Stated problem: Every line with the string "ylabel" should be gathered.

Records for processing:
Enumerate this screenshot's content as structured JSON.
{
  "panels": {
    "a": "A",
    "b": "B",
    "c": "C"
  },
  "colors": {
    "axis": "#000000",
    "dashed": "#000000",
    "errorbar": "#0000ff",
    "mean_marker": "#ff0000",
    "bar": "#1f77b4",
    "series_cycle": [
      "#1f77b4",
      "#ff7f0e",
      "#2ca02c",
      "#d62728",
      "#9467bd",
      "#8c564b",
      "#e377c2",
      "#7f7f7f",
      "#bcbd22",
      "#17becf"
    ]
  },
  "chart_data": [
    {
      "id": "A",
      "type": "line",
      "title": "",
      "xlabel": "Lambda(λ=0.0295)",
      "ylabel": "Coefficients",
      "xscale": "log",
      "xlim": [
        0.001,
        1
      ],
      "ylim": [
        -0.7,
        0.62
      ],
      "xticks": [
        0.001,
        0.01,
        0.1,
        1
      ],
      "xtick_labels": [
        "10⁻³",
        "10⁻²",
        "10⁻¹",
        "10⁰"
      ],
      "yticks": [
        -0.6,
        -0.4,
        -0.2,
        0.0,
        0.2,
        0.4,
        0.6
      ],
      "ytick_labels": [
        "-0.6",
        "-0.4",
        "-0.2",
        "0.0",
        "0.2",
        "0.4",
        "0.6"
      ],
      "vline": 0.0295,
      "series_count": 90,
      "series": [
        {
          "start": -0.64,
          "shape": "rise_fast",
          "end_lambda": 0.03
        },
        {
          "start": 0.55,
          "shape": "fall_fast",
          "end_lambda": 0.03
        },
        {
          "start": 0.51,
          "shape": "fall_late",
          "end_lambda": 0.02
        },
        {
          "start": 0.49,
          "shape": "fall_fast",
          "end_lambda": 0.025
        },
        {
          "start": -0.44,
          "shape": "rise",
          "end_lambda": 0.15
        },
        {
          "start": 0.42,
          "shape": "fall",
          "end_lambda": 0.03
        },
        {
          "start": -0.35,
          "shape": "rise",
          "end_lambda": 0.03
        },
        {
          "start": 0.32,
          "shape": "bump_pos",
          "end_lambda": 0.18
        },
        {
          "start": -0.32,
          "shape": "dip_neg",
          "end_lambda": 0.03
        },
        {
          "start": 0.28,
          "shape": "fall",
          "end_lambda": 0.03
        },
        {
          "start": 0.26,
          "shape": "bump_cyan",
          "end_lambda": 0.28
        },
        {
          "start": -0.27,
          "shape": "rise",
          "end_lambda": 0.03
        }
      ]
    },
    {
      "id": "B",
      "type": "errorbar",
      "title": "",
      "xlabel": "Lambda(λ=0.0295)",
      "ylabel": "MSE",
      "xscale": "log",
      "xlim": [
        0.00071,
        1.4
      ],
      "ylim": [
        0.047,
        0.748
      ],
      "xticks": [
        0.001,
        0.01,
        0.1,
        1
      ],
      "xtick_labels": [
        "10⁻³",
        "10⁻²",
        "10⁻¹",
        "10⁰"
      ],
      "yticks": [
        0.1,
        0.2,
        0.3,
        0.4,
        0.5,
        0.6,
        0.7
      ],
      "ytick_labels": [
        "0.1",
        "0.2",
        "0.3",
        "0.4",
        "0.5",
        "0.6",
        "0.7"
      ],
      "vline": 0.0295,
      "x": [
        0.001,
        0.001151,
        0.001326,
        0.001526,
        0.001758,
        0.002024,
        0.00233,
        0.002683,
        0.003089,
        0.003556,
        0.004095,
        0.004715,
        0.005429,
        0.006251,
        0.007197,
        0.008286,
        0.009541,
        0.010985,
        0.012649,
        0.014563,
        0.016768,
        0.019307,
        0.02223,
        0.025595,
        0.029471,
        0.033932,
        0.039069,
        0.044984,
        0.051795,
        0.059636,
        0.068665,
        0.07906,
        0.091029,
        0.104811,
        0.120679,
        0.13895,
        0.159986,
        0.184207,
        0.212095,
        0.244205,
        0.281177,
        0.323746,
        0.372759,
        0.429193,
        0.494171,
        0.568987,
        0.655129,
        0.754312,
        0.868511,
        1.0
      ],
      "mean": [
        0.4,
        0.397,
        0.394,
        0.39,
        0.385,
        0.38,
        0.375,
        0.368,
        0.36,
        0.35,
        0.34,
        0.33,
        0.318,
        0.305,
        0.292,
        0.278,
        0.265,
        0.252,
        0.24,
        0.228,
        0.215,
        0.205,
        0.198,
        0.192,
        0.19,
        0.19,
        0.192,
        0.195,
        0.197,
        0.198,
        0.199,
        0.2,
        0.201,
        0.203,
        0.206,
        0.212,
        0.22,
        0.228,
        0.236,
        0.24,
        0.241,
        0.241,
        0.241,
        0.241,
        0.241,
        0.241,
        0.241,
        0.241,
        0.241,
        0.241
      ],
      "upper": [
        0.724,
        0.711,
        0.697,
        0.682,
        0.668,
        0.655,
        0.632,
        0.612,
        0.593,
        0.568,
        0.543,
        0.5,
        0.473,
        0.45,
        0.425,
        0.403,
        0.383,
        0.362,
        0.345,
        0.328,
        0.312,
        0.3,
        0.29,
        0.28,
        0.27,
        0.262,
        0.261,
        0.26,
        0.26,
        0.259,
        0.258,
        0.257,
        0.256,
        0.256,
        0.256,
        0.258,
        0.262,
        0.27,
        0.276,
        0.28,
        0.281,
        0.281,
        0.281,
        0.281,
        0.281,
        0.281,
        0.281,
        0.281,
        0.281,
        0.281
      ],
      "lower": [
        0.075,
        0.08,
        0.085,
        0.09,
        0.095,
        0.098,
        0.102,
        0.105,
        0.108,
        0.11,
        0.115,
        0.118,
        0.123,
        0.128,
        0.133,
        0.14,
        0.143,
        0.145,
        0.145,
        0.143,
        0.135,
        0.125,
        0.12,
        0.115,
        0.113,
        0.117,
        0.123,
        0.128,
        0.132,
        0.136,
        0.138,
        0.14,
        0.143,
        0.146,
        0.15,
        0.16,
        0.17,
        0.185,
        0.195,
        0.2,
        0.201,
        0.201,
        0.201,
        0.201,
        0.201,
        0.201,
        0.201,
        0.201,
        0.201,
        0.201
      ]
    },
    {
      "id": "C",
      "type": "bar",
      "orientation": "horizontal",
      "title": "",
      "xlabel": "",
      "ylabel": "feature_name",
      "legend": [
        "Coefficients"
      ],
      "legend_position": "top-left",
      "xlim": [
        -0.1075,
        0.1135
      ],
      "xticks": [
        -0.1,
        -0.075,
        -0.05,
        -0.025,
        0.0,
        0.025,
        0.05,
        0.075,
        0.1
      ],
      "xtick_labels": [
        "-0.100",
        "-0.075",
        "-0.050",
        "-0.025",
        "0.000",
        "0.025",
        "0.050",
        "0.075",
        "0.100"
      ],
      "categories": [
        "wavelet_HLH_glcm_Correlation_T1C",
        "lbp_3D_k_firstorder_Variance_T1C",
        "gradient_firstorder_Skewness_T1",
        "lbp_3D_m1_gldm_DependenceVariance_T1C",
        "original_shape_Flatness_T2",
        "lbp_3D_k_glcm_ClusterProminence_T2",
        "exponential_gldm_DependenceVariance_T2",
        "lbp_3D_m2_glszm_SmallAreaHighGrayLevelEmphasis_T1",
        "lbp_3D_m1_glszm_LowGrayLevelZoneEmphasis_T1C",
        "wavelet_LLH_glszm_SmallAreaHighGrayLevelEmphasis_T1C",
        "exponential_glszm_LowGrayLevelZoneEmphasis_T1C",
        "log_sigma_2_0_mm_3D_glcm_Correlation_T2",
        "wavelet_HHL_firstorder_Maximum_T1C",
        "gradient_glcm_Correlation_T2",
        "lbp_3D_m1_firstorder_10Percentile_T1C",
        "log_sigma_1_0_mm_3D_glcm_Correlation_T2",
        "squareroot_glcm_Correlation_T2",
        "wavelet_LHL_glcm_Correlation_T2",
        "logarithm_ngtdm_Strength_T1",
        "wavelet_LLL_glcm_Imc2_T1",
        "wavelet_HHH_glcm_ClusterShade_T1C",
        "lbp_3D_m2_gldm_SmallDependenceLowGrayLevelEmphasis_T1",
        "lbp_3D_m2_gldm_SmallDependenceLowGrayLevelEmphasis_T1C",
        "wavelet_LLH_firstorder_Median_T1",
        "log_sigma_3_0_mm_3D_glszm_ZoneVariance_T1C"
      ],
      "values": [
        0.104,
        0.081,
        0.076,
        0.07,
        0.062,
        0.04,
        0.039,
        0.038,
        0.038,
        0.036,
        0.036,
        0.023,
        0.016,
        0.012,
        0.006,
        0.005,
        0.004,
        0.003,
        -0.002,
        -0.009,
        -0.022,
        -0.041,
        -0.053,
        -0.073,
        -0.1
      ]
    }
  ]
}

Complete response:
      "ylabel": "Coefficients",
      "ylabel": "MSE",
      "ylabel": "feature_name",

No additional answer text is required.